**Job:** Write out the entries verbatim and leave the images out of the copy.

## Start Data rows

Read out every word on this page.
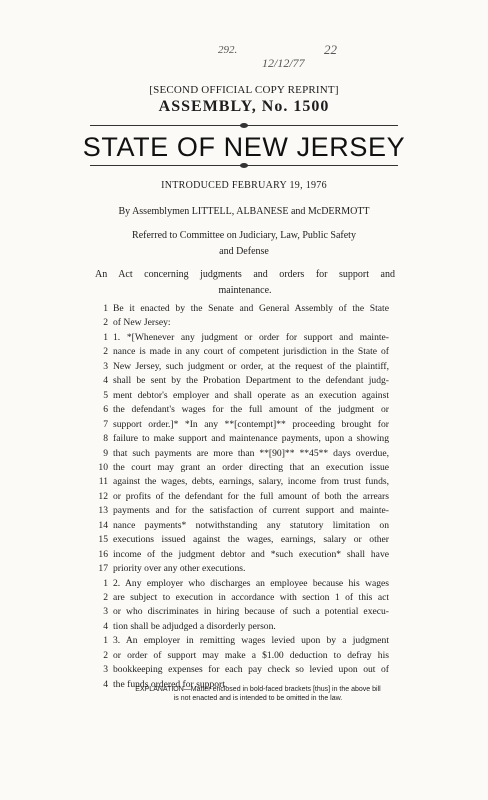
292.	22
12/12/77
[SECOND OFFICIAL COPY REPRINT]
ASSEMBLY, No. 1500
STATE OF NEW JERSEY
INTRODUCED FEBRUARY 19, 1976
By Assemblymen LITTELL, ALBANESE and McDERMOTT
Referred to Committee on Judiciary, Law, Public Safety
and Defense
An Act concerning judgments and orders for support and
maintenance.
1 Be it enacted by the Senate and General Assembly of the State
2 of New Jersey:
1 1. *[Whenever any judgment or order for support and mainte-
2 nance is made in any court of competent jurisdiction in the State of
3 New Jersey, such judgment or order, at the request of the plaintiff,
4 shall be sent by the Probation Department to the defendant judg-
5 ment debtor's employer and shall operate as an execution against
6 the defendant's wages for the full amount of the judgment or
7 support order.]* *In any **[contempt]** proceeding brought for
8 failure to make support and maintenance payments, upon a showing
9 that such payments are more than **[90]** **45** days overdue,
10 the court may grant an order directing that an execution issue
11 against the wages, debts, earnings, salary, income from trust funds,
12 or profits of the defendant for the full amount of both the arrears
13 payments and for the satisfaction of current support and mainte-
14 nance payments* notwithstanding any statutory limitation on
15 executions issued against the wages, earnings, salary or other
16 income of the judgment debtor and *such execution* shall have
17 priority over any other executions.
1 2. Any employer who discharges an employee because his wages
2 are subject to execution in accordance with section 1 of this act
3 or who discriminates in hiring because of such a potential execu-
4 tion shall be adjudged a disorderly person.
1 3. An employer in remitting wages levied upon by a judgment
2 or order of support may make a $1.00 deduction to defray his
3 bookkeeping expenses for each pay check so levied upon out of
4 the funds ordered for support.
EXPLANATION—Matter enclosed in bold-faced brackets [thus] in the above bill
is not enacted and is intended to be omitted in the law.
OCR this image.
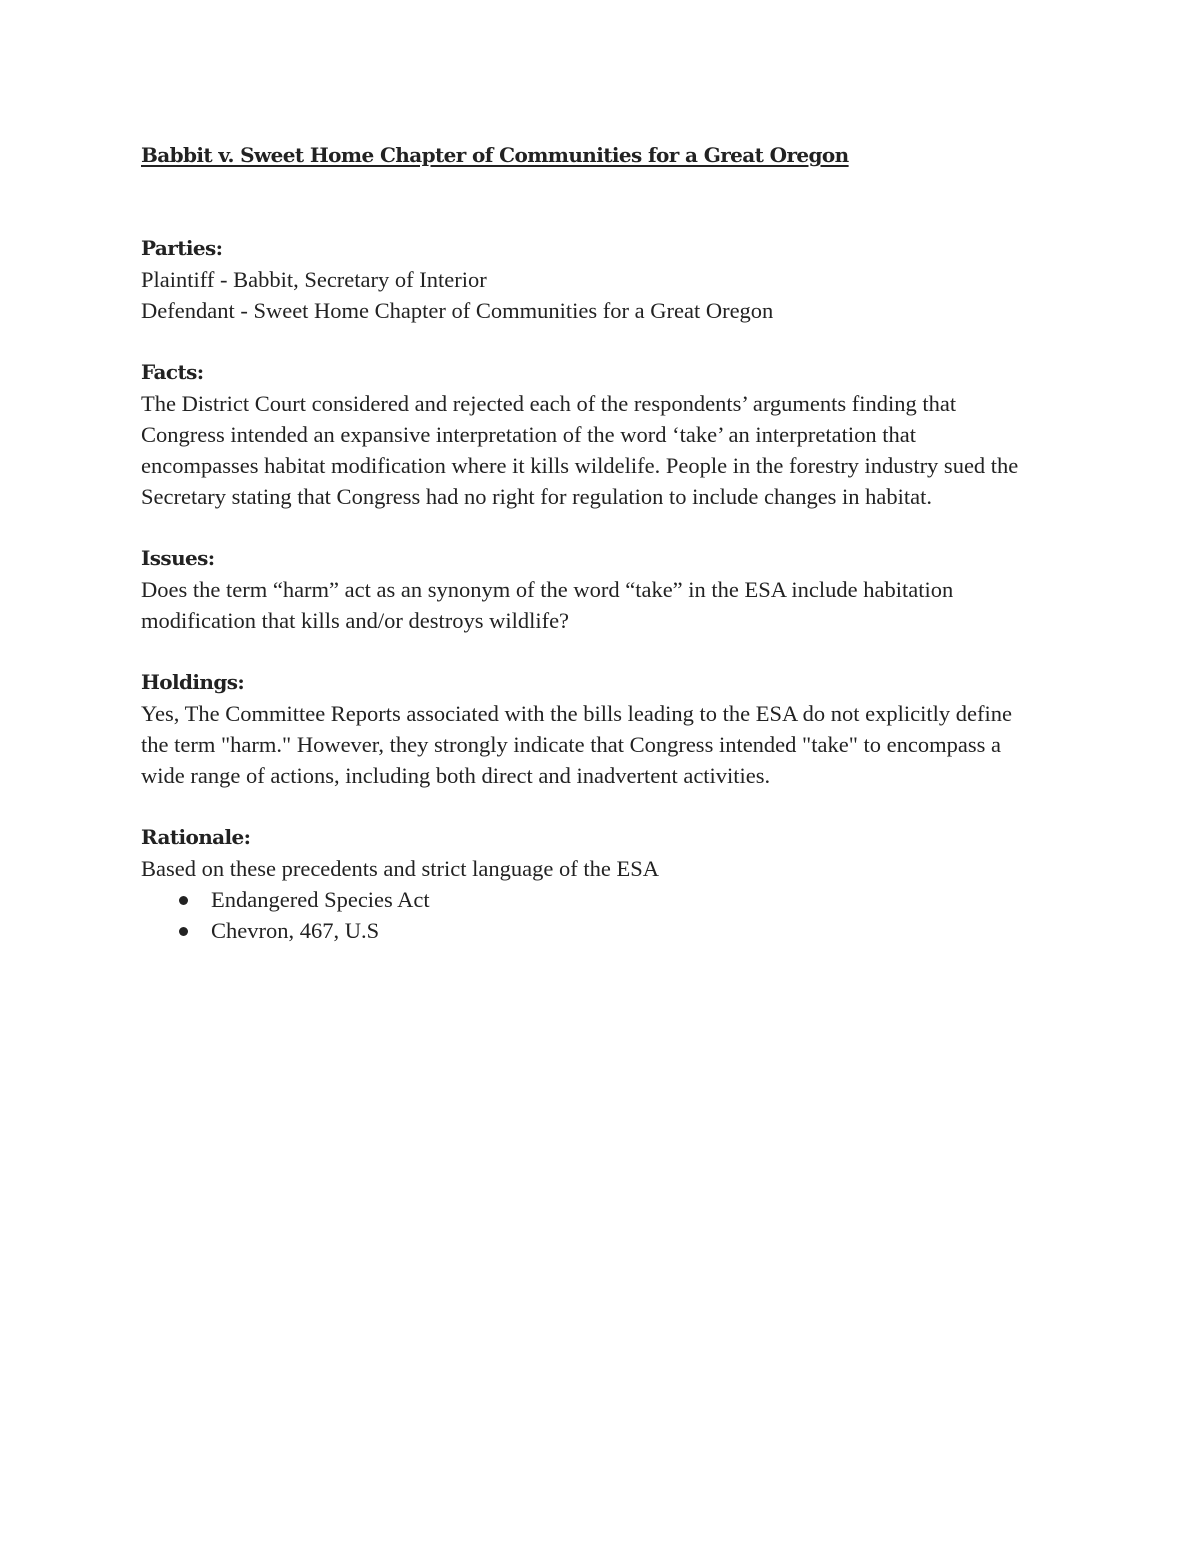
Babbit v. Sweet Home Chapter of Communities for a Great Oregon

Parties:

Plaintiff - Babbit, Secretary of Interior

Defendant - Sweet Home Chapter of Communities for a Great Oregon

Facts:

The District Court considered and rejected each of the respondents’ arguments finding that

Congress intended an expansive interpretation of the word ‘take’ an interpretation that

encompasses habitat modification where it kills wildelife. People in the forestry industry sued the

Secretary stating that Congress had no right for regulation to include changes in habitat.

Issues:

Does the term “harm” act as an synonym of the word “take” in the ESA include habitation

modification that kills and/or destroys wildlife?

Holdings:

Yes, The Committee Reports associated with the bills leading to the ESA do not explicitly define

the term "harm." However, they strongly indicate that Congress intended "take" to encompass a

wide range of actions, including both direct and inadvertent activities.

Rationale:

Based on these precedents and strict language of the ESA

Endangered Species Act
Chevron, 467, U.S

## End Data rows

**Answer for this exercise:**
Read out every word on this page.
292.	22
12/12/77
[SECOND OFFICIAL COPY REPRINT]
ASSEMBLY, No. 1500
STATE OF NEW JERSEY
INTRODUCED FEBRUARY 19, 1976
By Assemblymen LITTELL, ALBANESE and McDERMOTT
Referred to Committee on Judiciary, Law, Public Safety
and Defense
An Act concerning judgments and orders for support and
maintenance.
1 Be it enacted by the Senate and General Assembly of the State
2 of New Jersey:
1 1. *[Whenever any judgment or order for support and mainte-
2 nance is made in any court of competent jurisdiction in the State of
3 New Jersey, such judgment or order, at the request of the plaintiff,
4 shall be sent by the Probation Department to the defendant judg-
5 ment debtor's employer and shall operate as an execution against
6 the defendant's wages for the full amount of the judgment or
7 support order.]* *In any **[contempt]** proceeding brought for
8 failure to make support and maintenance payments, upon a showing
9 that such payments are more than **[90]** **45** days overdue,
10 the court may grant an order directing that an execution issue
11 against the wages, debts, earnings, salary, income from trust funds,
12 or profits of the defendant for the full amount of both the arrears
13 payments and for the satisfaction of current support and mainte-
14 nance payments* notwithstanding any statutory limitation on
15 executions issued against the wages, earnings, salary or other
16 income of the judgment debtor and *such execution* shall have
17 priority over any other executions.
1 2. Any employer who discharges an employee because his wages
2 are subject to execution in accordance with section 1 of this act
3 or who discriminates in hiring because of such a potential execu-
4 tion shall be adjudged a disorderly person.
1 3. An employer in remitting wages levied upon by a judgment
2 or order of support may make a $1.00 deduction to defray his
3 bookkeeping expenses for each pay check so levied upon out of
4 the funds ordered for support.
EXPLANATION—Matter enclosed in bold-faced brackets [thus] in the above bill
is not enacted and is intended to be omitted in the law.
OCR this image.
Babbit v. Sweet Home Chapter of Communities for a Great Oregon

Parties:

Plaintiff - Babbit, Secretary of Interior

Defendant - Sweet Home Chapter of Communities for a Great Oregon

Facts:

The District Court considered and rejected each of the respondents’ arguments finding that

Congress intended an expansive interpretation of the word ‘take’ an interpretation that

encompasses habitat modification where it kills wildelife. People in the forestry industry sued the

Secretary stating that Congress had no right for regulation to include changes in habitat.

Issues:

Does the term “harm” act as an synonym of the word “take” in the ESA include habitation

modification that kills and/or destroys wildlife?

Holdings:

Yes, The Committee Reports associated with the bills leading to the ESA do not explicitly define

the term "harm." However, they strongly indicate that Congress intended "take" to encompass a

wide range of actions, including both direct and inadvertent activities.

Rationale:

Based on these precedents and strict language of the ESA

Endangered Species Act
Chevron, 467, U.S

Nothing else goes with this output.